Short problem – Look over the lines below. Report each one that includes the string "color".

Extracted data entries

•••

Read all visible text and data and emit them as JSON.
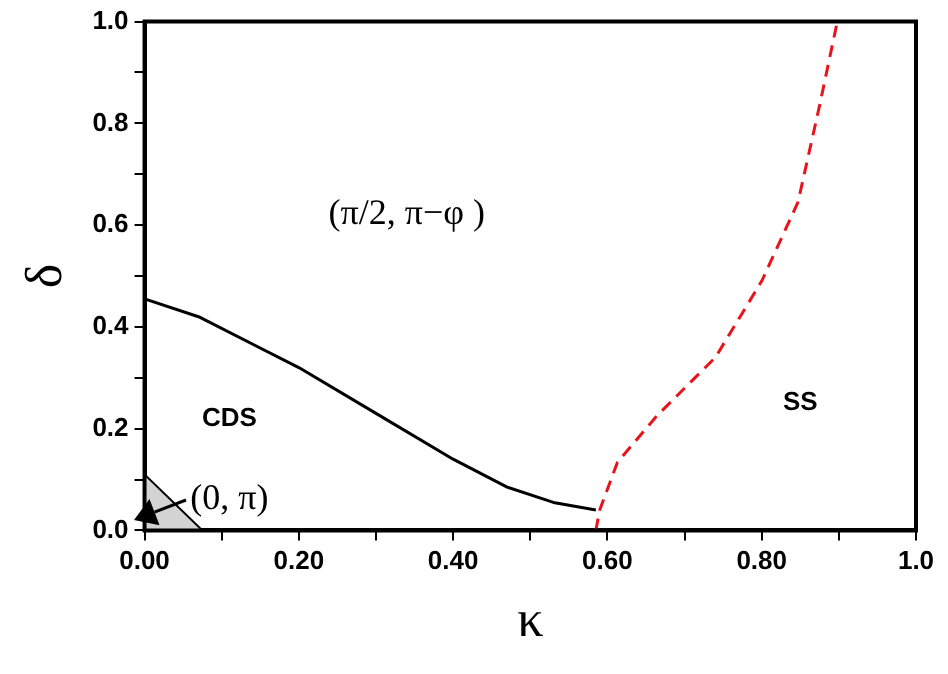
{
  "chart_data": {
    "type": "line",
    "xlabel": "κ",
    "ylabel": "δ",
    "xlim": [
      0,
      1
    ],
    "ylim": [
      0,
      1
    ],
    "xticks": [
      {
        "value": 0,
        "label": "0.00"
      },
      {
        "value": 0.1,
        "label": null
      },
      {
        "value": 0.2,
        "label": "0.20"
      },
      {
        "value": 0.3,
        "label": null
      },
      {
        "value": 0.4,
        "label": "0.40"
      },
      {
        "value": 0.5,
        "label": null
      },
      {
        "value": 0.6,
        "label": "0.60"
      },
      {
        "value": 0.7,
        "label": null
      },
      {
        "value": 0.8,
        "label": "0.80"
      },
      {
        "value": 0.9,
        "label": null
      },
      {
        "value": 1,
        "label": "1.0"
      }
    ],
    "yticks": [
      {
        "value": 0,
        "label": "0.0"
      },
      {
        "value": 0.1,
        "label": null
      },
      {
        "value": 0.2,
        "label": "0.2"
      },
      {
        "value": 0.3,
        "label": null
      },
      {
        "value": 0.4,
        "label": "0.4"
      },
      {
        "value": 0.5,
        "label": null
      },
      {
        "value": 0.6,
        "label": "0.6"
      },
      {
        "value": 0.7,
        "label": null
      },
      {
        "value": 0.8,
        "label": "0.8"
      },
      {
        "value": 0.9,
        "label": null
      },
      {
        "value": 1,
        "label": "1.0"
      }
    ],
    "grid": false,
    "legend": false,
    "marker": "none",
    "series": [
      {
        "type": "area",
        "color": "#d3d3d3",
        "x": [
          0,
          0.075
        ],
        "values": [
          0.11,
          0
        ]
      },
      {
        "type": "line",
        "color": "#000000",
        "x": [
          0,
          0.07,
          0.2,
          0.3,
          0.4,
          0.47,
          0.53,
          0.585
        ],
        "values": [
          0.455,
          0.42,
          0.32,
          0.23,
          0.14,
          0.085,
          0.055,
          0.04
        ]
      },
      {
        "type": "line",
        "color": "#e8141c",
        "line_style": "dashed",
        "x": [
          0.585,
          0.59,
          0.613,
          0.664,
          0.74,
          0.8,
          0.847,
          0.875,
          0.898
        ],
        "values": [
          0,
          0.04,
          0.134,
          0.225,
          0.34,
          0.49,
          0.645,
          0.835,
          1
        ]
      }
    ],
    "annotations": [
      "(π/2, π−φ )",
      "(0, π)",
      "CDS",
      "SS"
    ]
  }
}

•••

Exercise output –
        "color": "#d3d3d3",
        "color": "#000000",
        "color": "#e8141c",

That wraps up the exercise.